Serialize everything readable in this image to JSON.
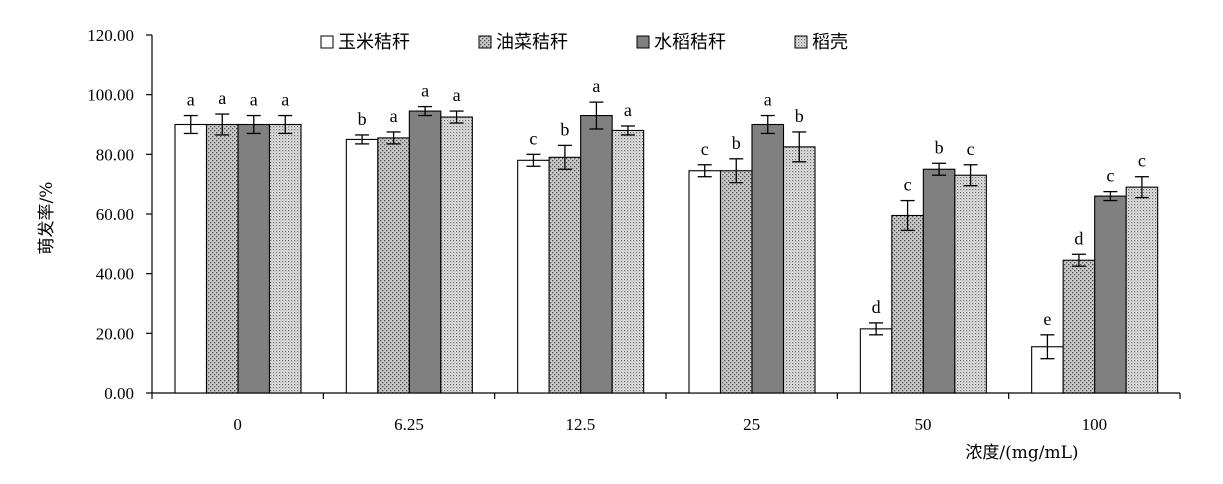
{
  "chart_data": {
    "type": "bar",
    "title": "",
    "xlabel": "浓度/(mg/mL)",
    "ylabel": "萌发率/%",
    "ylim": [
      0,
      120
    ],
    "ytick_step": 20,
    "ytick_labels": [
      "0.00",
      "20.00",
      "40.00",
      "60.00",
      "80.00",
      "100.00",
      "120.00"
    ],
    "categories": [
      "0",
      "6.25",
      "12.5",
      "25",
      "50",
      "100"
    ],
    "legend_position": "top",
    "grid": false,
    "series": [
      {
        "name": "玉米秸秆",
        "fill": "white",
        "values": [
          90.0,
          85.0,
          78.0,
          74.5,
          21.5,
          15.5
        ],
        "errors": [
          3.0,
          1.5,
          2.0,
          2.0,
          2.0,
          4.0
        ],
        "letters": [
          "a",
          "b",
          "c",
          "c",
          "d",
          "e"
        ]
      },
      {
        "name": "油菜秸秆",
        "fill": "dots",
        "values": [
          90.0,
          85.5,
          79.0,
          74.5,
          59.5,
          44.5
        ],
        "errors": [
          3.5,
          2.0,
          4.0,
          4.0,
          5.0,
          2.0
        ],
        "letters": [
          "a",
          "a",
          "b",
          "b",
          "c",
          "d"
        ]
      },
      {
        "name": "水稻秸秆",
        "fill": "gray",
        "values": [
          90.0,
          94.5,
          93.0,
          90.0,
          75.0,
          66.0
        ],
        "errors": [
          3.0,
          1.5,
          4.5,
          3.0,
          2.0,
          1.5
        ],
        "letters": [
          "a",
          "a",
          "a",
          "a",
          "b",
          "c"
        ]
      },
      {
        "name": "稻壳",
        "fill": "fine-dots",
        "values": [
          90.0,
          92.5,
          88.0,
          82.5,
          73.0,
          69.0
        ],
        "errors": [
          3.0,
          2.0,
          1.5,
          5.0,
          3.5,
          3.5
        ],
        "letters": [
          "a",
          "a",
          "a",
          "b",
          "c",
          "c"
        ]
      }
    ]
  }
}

* * *

_Goal_: Gather and return every line that holds the string "name".

_Final result_:
        "name": "玉米秸秆",
        "name": "油菜秸秆",
        "name": "水稻秸秆",
        "name": "稻壳",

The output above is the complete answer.